(Dataset excerpt)
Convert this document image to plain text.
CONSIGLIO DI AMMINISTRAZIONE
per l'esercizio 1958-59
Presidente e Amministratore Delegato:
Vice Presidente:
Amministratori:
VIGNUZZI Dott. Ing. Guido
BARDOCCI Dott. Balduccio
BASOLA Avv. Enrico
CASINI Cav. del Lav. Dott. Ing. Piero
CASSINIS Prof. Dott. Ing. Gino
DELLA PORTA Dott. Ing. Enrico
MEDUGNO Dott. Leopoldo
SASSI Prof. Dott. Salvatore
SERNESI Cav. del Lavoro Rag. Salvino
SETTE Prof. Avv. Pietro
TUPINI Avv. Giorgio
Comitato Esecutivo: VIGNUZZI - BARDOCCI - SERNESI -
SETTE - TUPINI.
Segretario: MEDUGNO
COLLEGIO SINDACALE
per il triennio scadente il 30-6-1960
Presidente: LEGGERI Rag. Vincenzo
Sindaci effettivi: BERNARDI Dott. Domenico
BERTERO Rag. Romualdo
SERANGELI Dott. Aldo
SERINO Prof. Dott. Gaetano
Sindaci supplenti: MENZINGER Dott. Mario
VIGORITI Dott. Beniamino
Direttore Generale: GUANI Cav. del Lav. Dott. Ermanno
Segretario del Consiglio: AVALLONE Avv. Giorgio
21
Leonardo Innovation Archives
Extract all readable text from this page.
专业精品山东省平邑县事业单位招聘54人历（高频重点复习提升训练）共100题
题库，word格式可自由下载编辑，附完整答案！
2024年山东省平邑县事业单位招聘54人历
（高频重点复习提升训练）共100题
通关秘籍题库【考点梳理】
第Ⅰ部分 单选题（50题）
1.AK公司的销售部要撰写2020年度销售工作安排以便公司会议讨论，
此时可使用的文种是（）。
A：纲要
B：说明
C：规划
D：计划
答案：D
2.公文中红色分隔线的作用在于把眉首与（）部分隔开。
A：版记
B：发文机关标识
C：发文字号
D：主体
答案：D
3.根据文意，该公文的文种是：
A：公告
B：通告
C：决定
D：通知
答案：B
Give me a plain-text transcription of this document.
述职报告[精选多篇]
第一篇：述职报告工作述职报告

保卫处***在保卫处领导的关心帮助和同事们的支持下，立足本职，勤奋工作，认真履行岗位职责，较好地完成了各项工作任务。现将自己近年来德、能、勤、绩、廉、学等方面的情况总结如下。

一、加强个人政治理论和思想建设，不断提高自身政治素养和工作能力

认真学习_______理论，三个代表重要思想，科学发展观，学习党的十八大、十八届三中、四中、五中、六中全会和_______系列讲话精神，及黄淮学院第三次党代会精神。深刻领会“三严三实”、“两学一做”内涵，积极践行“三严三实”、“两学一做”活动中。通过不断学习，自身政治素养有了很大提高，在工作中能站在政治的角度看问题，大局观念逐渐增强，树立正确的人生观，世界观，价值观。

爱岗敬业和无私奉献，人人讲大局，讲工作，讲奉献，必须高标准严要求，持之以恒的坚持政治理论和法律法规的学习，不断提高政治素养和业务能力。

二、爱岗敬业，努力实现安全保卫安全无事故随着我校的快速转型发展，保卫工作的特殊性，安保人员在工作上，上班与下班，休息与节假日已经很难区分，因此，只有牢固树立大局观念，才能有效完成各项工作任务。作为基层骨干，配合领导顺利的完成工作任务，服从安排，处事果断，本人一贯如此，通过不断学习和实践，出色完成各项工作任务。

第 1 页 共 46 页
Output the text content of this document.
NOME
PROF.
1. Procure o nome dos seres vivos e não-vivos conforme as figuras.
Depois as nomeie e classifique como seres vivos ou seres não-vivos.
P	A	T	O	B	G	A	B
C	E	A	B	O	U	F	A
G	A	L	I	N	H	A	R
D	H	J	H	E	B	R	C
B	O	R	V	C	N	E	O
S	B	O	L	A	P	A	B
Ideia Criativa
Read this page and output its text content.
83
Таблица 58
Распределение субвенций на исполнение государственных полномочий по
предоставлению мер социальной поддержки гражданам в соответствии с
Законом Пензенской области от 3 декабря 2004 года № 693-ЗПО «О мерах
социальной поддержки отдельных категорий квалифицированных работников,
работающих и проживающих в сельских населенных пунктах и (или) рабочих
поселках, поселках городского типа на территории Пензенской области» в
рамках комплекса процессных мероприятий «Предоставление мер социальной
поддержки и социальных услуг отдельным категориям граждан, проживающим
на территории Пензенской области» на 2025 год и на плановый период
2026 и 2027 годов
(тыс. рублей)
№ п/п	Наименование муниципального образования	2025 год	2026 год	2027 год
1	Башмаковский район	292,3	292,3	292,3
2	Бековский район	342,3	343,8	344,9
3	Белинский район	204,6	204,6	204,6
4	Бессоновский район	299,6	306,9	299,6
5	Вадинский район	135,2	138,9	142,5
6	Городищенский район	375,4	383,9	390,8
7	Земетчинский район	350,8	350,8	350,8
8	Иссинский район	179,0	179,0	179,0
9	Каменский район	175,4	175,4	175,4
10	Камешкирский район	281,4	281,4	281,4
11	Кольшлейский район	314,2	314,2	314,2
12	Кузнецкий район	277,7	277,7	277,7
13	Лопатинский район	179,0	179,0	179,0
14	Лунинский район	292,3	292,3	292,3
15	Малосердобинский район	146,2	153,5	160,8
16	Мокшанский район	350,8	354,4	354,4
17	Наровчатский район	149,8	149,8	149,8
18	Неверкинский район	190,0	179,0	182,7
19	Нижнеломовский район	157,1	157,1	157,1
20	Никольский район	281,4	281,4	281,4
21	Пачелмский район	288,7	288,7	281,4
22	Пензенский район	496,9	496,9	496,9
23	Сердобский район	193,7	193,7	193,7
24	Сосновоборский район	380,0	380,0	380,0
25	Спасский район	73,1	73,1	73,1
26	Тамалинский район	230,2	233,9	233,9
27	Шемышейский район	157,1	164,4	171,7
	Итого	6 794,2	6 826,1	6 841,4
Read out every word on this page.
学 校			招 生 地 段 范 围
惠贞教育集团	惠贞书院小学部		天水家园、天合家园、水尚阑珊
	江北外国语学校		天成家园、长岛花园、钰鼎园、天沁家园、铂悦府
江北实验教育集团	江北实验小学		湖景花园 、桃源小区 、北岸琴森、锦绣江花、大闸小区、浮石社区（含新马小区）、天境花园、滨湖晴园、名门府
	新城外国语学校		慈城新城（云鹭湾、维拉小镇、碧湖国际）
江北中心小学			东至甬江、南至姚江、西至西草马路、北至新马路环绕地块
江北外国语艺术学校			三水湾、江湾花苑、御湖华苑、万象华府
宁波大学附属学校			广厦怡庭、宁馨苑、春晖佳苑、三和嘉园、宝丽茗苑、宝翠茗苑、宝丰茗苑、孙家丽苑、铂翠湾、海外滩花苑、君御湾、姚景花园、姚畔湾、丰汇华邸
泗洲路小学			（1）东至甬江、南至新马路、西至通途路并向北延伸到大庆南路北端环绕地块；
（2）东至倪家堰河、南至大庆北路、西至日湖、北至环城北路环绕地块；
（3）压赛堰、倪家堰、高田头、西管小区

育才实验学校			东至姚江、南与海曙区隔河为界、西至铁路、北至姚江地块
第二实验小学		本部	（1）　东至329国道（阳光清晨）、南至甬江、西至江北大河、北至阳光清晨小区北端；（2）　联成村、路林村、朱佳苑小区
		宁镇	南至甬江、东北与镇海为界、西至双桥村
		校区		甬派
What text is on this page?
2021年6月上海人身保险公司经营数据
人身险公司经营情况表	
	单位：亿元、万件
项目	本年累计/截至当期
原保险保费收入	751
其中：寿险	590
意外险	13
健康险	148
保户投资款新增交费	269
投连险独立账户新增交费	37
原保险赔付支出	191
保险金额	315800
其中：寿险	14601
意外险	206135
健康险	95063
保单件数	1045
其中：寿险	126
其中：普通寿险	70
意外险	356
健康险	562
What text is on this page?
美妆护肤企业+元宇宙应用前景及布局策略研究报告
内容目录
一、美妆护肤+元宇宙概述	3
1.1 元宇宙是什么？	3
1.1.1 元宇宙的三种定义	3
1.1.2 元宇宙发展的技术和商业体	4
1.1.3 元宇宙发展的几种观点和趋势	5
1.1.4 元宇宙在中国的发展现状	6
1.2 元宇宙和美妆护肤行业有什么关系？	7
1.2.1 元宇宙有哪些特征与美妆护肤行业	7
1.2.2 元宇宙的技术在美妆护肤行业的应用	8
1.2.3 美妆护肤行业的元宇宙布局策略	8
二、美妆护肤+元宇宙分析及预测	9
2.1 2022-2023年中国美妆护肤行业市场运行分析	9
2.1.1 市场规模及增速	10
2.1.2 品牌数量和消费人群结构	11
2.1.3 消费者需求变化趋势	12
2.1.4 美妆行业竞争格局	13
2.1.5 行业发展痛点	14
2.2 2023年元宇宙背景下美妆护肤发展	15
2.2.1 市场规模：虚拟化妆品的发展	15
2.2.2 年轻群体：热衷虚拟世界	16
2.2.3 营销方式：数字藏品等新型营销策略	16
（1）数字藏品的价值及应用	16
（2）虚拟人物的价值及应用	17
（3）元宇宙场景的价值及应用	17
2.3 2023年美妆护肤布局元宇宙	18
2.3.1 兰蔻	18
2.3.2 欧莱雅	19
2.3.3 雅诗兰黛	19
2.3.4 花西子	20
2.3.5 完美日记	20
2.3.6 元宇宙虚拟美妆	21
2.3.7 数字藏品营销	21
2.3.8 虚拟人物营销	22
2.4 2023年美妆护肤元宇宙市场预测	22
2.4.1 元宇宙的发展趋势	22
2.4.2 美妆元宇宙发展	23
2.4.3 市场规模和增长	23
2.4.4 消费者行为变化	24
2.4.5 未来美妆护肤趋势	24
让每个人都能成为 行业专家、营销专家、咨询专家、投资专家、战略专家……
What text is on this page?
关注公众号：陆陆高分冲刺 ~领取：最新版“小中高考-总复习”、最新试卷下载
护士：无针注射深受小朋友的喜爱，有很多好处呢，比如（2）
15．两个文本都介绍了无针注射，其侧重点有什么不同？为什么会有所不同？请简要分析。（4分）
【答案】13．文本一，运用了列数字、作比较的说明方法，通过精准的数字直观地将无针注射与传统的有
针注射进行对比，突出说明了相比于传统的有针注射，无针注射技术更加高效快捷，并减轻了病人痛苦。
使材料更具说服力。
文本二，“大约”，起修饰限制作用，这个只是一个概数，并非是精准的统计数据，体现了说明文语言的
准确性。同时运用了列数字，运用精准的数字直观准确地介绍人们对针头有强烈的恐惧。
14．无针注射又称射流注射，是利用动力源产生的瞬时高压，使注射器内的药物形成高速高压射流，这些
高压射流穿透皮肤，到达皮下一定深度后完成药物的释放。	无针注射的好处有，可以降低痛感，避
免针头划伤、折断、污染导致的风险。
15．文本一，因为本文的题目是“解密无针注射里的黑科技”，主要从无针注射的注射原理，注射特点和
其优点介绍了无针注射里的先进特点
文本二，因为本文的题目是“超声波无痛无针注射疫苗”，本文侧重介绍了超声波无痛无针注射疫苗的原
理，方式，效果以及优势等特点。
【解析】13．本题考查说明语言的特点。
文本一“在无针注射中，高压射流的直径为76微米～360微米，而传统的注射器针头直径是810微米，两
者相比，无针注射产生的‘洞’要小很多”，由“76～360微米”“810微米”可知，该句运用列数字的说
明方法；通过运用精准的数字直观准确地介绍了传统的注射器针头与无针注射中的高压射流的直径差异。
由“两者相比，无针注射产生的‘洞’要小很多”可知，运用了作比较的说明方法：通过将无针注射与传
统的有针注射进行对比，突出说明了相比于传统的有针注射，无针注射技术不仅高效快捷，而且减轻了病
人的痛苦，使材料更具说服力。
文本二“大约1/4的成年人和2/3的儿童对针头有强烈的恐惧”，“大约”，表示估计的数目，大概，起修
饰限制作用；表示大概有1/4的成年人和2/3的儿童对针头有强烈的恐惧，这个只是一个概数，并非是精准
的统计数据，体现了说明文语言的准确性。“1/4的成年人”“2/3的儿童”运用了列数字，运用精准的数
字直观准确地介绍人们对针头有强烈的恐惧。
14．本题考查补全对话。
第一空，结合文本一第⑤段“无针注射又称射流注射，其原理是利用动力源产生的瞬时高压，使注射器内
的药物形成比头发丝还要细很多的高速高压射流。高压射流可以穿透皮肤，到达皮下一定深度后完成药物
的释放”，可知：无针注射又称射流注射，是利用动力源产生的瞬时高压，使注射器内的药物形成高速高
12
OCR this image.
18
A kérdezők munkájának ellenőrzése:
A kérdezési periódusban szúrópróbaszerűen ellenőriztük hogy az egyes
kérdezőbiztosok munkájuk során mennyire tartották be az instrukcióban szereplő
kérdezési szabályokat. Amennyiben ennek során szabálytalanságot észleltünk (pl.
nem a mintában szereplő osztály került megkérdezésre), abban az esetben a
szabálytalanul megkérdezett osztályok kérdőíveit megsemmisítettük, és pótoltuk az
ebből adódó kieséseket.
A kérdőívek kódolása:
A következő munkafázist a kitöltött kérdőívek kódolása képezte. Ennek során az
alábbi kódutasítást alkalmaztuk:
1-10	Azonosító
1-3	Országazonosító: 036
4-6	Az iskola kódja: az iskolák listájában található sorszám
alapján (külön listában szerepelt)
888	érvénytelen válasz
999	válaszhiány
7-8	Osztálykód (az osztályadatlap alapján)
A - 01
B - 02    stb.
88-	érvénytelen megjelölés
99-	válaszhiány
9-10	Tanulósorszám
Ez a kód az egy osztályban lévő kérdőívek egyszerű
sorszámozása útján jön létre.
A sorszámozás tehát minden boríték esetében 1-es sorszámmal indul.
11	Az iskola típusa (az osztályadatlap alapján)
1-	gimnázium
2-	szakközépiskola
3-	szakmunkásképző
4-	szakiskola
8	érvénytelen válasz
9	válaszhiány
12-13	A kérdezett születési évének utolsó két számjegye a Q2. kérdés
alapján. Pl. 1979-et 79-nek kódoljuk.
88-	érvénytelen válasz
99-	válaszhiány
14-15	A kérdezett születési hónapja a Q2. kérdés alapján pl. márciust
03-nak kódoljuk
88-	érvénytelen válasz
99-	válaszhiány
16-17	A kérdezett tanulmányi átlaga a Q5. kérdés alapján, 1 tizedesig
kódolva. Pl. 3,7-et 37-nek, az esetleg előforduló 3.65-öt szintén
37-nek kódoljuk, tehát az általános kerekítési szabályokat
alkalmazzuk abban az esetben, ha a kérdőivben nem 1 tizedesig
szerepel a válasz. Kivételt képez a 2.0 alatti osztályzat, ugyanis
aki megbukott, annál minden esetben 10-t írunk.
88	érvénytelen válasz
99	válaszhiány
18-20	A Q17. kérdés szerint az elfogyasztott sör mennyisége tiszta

▶ **STATED TASK**: Among the lines of the records above, count those holding the string "text", and report only the number.

▶ **ANSWER TO THIS PROBLEM**: 8